:: Given entries ::
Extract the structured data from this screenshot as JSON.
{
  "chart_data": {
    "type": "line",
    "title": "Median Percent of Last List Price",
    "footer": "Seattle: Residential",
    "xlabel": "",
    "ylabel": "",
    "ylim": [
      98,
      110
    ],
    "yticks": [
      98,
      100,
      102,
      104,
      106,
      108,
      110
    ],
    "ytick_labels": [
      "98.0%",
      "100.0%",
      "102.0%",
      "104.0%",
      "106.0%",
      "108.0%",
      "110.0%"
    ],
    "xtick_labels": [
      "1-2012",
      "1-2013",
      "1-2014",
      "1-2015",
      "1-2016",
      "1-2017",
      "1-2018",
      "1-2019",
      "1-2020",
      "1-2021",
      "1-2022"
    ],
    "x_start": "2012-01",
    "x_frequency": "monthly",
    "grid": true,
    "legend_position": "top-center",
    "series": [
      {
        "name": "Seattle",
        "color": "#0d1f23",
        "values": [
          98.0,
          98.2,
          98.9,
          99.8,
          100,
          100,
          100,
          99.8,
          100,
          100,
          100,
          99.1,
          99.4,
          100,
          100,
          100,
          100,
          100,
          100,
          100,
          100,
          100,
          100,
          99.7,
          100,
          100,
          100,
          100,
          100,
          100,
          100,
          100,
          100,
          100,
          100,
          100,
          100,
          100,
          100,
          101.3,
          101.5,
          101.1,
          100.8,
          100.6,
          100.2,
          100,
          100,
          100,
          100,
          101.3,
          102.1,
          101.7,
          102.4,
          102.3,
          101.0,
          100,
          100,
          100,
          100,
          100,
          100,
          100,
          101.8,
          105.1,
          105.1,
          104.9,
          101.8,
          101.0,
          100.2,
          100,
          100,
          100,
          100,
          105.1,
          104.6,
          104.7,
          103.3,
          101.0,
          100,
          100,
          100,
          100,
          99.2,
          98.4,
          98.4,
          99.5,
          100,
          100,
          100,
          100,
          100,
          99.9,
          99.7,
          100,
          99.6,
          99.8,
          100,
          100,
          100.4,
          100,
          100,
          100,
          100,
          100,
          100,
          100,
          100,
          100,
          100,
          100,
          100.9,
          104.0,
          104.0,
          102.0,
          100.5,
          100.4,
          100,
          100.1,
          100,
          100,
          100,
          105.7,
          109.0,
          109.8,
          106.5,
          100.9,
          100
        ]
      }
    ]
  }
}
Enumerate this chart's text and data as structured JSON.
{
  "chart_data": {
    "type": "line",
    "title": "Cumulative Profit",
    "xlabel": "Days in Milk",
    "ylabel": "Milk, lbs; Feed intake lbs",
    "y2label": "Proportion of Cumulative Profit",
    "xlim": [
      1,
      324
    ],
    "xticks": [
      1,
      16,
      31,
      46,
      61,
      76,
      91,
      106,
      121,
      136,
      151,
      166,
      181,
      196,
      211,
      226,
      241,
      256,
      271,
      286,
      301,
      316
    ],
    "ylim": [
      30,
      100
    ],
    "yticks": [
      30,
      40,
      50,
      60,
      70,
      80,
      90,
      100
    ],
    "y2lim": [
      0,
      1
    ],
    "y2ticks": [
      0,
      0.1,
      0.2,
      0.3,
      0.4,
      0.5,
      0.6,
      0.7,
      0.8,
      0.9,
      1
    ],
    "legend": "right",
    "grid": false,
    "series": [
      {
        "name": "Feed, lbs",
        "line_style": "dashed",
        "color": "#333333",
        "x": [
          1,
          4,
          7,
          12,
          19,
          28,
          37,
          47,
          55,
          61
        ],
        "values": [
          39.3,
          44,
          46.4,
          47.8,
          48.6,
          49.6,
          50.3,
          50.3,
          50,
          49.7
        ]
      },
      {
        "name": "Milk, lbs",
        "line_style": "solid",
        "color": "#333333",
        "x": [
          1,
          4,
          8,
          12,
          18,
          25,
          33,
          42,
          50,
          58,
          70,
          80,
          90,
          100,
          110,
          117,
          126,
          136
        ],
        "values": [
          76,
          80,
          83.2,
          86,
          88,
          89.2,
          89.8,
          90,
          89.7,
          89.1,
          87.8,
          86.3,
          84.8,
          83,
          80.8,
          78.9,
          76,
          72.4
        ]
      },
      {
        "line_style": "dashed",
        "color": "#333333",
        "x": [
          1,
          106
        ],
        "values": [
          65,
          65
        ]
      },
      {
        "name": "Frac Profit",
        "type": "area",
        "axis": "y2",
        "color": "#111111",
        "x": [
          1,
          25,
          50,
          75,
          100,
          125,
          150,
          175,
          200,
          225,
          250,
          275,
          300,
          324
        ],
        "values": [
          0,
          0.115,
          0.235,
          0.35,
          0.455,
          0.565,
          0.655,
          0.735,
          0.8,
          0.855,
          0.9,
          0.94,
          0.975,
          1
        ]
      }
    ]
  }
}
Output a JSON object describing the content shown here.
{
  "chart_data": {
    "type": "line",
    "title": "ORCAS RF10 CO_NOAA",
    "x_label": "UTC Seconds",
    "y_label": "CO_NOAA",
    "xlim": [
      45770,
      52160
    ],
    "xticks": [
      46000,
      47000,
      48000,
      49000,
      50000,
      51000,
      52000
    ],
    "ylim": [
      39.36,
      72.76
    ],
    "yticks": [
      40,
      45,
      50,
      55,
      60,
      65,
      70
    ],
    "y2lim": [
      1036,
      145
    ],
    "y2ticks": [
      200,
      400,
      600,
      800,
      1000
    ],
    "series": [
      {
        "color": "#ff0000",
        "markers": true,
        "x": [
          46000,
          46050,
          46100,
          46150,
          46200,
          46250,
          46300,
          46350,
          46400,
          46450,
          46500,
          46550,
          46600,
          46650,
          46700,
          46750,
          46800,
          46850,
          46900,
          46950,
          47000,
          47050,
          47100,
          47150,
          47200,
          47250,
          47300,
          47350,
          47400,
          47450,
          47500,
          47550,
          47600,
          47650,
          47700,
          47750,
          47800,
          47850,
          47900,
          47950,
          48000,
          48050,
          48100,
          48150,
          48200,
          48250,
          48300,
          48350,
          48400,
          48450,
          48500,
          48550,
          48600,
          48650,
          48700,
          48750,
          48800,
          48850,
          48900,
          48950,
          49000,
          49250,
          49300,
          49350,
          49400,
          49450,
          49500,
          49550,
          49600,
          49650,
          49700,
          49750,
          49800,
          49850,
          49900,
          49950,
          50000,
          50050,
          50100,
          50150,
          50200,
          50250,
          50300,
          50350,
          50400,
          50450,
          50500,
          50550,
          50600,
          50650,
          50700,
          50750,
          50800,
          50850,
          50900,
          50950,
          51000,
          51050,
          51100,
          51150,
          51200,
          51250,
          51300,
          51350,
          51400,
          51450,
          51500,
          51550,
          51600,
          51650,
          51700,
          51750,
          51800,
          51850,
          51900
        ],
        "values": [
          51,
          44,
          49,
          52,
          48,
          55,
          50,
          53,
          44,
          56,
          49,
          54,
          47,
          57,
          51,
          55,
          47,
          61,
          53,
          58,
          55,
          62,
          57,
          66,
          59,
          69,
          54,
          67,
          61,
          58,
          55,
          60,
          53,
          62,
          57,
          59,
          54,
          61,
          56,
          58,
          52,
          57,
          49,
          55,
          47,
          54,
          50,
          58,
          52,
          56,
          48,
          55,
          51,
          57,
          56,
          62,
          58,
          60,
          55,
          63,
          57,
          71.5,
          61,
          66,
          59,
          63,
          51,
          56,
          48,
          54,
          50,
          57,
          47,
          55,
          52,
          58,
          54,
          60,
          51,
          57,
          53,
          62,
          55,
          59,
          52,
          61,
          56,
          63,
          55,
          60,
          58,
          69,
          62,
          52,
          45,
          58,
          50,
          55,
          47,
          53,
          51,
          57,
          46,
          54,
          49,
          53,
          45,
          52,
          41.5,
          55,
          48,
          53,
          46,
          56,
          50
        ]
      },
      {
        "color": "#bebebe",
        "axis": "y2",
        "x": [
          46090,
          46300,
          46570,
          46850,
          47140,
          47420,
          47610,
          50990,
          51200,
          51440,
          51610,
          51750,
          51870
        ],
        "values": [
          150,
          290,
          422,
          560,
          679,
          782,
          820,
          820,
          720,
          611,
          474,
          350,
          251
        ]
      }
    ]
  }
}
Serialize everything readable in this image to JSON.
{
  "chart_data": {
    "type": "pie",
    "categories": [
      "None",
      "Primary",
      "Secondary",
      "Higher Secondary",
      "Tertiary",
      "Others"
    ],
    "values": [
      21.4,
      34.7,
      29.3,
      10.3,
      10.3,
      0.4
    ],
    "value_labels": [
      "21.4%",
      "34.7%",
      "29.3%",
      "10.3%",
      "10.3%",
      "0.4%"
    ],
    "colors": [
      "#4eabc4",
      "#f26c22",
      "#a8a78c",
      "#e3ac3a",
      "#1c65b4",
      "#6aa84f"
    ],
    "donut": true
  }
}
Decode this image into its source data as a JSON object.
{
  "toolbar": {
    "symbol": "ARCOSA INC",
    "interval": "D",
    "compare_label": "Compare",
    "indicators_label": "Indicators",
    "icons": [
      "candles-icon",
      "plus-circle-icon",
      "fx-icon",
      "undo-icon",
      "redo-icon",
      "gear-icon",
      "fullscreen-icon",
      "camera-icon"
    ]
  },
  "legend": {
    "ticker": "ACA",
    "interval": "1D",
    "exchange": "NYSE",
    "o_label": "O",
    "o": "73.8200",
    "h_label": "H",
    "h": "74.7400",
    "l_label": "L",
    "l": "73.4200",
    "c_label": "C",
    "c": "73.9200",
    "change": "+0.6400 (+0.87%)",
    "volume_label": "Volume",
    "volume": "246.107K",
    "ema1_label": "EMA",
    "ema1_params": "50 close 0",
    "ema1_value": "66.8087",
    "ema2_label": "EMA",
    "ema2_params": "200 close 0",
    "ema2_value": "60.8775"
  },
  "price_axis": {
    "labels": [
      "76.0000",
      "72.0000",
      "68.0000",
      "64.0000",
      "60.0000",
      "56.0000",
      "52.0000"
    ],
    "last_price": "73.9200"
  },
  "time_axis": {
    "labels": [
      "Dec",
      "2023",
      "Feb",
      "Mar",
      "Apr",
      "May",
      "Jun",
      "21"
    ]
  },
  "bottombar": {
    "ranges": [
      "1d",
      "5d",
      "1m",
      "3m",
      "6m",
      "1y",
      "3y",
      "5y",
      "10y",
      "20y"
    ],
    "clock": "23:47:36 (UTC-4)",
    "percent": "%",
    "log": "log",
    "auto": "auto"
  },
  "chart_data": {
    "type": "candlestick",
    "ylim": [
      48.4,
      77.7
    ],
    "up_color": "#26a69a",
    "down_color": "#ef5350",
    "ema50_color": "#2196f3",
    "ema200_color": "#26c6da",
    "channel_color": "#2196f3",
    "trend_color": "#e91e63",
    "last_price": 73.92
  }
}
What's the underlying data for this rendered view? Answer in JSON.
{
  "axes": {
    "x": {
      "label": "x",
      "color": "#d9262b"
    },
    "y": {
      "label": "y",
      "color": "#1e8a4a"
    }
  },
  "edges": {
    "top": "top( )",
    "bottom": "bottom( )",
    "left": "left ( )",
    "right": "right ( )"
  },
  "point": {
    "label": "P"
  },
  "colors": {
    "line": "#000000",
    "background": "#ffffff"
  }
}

:: Task brief ::
Extract, exactly as they appear, the lines from the one containing "What's the underlying" through the final line.

:: Exercise result ::
What's the underlying data for this rendered view? Answer in JSON.
{
  "axes": {
    "x": {
      "label": "x",
      "color": "#d9262b"
    },
    "y": {
      "label": "y",
      "color": "#1e8a4a"
    }
  },
  "edges": {
    "top": "top( )",
    "bottom": "bottom( )",
    "left": "left ( )",
    "right": "right ( )"
  },
  "point": {
    "label": "P"
  },
  "colors": {
    "line": "#000000",
    "background": "#ffffff"
  }
}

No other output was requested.